Start of Information shown
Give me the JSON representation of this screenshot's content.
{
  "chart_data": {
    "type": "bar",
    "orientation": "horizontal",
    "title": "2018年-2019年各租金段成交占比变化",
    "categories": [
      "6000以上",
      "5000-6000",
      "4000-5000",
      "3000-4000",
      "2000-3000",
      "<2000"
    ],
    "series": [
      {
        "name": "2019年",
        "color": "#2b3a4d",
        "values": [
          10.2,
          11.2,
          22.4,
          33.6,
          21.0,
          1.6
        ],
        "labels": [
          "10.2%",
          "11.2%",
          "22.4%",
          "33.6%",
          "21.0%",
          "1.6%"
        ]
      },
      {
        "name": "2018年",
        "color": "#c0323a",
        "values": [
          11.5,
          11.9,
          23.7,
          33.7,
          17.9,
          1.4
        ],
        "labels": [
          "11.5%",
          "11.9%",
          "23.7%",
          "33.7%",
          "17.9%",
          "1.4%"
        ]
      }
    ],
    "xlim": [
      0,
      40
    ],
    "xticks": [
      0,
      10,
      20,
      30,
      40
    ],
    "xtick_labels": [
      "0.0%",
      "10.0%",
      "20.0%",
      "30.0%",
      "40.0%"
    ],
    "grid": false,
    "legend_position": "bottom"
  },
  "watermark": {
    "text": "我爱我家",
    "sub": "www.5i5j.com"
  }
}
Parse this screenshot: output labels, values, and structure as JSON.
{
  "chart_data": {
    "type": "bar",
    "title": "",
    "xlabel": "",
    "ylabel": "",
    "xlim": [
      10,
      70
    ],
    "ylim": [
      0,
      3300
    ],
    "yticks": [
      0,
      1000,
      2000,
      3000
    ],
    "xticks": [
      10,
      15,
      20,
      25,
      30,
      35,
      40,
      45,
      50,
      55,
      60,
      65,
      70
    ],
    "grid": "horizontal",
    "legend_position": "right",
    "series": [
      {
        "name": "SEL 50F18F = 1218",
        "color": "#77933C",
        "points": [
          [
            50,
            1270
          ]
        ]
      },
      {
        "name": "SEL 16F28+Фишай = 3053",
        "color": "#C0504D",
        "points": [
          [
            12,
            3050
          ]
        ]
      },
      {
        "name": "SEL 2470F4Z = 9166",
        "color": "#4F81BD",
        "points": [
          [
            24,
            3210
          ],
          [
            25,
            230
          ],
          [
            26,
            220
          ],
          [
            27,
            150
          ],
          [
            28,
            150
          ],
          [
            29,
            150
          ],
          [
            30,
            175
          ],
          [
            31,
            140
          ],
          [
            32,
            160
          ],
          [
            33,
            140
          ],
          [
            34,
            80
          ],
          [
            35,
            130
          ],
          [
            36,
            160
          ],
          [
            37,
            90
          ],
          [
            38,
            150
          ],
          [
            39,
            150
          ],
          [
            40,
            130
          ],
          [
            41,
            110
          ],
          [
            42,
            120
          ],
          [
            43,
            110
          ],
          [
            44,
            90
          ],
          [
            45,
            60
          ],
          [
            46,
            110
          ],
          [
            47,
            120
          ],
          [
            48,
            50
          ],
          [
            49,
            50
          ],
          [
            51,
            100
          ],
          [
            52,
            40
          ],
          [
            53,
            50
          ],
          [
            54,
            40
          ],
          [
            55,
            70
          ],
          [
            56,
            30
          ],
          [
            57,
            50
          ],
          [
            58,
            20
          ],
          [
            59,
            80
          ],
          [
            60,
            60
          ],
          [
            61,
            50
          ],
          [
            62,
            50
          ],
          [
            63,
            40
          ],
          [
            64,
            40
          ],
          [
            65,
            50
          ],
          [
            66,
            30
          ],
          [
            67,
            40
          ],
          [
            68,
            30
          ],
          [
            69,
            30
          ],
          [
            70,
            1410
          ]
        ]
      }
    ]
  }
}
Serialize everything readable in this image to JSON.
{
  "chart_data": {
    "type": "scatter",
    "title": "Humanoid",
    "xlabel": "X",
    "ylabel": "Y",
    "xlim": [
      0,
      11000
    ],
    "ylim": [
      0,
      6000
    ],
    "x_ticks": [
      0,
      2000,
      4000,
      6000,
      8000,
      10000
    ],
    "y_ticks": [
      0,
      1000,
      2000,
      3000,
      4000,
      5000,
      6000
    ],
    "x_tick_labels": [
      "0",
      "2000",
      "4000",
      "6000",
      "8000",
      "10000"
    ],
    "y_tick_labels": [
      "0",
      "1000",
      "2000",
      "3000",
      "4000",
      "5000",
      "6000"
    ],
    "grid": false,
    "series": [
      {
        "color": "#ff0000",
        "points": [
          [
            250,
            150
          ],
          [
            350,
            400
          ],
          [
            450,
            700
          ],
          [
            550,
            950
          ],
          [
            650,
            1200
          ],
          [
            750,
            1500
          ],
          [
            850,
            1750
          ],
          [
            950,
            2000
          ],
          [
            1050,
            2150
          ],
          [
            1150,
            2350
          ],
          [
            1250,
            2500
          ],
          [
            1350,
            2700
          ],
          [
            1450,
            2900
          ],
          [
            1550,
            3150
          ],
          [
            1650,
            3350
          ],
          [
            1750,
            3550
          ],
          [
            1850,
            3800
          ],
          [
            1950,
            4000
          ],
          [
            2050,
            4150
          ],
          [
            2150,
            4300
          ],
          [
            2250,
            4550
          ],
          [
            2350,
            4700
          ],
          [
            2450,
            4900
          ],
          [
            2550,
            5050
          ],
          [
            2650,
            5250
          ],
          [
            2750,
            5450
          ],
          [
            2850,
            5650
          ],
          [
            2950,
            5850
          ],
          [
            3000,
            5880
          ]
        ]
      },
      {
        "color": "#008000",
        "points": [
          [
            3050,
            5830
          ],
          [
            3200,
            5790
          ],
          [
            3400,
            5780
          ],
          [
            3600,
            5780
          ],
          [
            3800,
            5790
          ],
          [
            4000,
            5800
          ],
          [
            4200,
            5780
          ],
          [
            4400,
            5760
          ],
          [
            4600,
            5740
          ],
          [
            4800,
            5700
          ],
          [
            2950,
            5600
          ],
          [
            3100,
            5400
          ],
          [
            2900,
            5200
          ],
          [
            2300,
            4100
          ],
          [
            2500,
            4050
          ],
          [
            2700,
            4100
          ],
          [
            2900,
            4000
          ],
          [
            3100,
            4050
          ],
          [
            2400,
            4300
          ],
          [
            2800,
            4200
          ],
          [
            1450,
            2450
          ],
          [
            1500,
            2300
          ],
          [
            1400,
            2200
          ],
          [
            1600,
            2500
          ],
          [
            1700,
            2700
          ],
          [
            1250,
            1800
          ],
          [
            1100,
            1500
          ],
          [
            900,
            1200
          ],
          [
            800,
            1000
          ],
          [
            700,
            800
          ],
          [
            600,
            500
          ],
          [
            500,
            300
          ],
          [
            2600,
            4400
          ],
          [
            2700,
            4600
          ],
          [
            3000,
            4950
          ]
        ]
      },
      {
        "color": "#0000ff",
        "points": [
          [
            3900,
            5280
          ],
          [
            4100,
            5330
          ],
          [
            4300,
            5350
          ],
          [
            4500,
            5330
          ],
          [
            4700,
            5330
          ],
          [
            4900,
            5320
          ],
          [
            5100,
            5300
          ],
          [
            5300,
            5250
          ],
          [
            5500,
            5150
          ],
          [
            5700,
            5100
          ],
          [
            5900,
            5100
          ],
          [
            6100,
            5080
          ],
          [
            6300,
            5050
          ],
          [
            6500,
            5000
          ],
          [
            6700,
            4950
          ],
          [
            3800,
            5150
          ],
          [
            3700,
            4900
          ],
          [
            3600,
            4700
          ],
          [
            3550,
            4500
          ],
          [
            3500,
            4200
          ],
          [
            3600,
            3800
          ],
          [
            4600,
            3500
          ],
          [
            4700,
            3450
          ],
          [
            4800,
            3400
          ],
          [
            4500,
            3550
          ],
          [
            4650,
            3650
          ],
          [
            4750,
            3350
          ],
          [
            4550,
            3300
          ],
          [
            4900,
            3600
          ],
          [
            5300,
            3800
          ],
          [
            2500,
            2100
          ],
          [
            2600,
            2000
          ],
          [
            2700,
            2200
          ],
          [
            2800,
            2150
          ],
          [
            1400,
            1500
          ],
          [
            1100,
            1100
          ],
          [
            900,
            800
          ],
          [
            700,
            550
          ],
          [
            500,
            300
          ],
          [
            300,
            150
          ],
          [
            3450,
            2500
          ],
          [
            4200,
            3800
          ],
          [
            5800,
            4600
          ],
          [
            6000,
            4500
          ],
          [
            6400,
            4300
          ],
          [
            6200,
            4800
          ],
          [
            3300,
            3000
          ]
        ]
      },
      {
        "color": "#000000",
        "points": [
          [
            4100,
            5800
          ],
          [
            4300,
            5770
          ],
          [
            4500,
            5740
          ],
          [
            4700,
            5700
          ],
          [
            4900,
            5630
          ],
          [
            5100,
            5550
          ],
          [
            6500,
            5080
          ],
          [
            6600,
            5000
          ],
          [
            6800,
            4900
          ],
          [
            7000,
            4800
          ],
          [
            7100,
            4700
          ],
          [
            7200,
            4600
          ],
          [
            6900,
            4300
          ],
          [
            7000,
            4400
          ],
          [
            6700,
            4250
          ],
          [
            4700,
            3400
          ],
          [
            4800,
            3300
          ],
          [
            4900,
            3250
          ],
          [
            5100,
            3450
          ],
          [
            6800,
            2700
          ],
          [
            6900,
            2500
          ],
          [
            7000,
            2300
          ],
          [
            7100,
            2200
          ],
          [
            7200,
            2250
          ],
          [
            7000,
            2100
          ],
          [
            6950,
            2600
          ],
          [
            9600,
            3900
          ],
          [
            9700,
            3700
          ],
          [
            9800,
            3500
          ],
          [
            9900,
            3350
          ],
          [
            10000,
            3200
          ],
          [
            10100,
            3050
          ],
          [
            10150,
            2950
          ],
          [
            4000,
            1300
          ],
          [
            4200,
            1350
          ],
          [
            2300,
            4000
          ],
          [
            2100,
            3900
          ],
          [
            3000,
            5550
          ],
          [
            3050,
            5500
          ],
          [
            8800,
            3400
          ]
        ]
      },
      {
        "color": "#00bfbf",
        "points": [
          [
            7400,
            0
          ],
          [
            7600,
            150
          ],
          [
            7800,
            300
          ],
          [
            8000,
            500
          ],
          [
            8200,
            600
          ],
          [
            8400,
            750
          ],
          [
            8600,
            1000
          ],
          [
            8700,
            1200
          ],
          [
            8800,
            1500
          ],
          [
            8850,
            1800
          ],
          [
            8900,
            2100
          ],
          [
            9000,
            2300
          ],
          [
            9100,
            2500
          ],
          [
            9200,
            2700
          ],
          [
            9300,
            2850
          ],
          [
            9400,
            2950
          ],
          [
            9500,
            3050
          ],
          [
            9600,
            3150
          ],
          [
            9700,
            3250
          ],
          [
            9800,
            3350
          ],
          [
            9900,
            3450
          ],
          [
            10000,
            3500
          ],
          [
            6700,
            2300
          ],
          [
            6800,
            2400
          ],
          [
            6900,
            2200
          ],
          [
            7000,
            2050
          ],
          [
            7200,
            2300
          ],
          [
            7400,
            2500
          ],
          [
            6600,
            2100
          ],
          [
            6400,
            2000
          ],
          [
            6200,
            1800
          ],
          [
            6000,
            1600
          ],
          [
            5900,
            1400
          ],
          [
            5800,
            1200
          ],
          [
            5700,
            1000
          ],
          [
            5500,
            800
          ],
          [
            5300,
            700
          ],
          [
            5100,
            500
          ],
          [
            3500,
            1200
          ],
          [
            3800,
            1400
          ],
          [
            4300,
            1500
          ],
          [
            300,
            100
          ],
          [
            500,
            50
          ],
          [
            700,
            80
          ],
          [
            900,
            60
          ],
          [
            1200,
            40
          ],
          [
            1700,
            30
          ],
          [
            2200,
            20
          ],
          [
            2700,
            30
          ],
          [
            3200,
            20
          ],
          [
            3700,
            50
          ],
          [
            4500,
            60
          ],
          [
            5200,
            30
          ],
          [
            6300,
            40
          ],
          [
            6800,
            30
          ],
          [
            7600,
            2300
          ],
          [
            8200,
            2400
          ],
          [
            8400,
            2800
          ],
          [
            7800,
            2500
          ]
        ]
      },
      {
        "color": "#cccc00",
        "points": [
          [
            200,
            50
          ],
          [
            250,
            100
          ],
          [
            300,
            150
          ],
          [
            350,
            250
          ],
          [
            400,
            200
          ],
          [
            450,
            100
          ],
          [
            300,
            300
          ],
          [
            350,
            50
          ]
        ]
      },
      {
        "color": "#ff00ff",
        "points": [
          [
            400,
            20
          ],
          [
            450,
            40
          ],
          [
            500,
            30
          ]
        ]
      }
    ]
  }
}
End of Information shown
Set problem =
Gather each line of the listing containing the word "JSON" and show it.

Reply =
Give me the JSON representation of this screenshot's content.
Parse this screenshot: output labels, values, and structure as JSON.
Serialize everything readable in this image to JSON.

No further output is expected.